### The request
Only the lines from the one with "Extract all readable text from this page." onward are wanted, through the last line of the entries, set down exactly.

### Working data

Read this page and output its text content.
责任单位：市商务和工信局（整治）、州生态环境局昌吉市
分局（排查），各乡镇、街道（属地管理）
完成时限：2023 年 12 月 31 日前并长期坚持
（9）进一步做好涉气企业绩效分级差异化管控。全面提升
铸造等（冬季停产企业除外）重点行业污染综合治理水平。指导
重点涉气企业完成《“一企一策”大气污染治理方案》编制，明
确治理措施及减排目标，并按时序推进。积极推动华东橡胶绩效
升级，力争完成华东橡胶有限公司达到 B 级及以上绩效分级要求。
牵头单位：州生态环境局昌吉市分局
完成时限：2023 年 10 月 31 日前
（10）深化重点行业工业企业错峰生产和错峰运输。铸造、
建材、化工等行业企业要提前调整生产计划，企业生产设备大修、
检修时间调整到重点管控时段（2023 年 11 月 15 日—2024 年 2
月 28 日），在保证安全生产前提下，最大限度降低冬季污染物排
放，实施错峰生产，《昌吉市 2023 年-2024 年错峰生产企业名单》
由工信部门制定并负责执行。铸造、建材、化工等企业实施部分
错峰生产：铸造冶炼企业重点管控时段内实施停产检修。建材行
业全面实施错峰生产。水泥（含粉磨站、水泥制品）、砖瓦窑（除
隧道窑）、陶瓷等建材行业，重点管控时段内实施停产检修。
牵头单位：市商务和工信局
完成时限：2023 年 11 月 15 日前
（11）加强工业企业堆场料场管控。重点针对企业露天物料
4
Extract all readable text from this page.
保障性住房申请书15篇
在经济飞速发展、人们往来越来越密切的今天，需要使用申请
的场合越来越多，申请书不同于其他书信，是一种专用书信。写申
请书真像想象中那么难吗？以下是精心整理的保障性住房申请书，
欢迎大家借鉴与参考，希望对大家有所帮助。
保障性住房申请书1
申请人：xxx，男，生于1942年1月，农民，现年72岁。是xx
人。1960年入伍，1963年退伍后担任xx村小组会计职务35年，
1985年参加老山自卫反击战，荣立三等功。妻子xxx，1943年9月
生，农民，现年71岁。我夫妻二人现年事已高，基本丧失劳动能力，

### Right answer
Extract all readable text from this page.
保障性住房申请书15篇
在经济飞速发展、人们往来越来越密切的今天，需要使用申请
的场合越来越多，申请书不同于其他书信，是一种专用书信。写申
请书真像想象中那么难吗？以下是精心整理的保障性住房申请书，
欢迎大家借鉴与参考，希望对大家有所帮助。
保障性住房申请书1
申请人：xxx，男，生于1942年1月，农民，现年72岁。是xx
人。1960年入伍，1963年退伍后担任xx村小组会计职务35年，
1985年参加老山自卫反击战，荣立三等功。妻子xxx，1943年9月
生，农民，现年71岁。我夫妻二人现年事已高，基本丧失劳动能力，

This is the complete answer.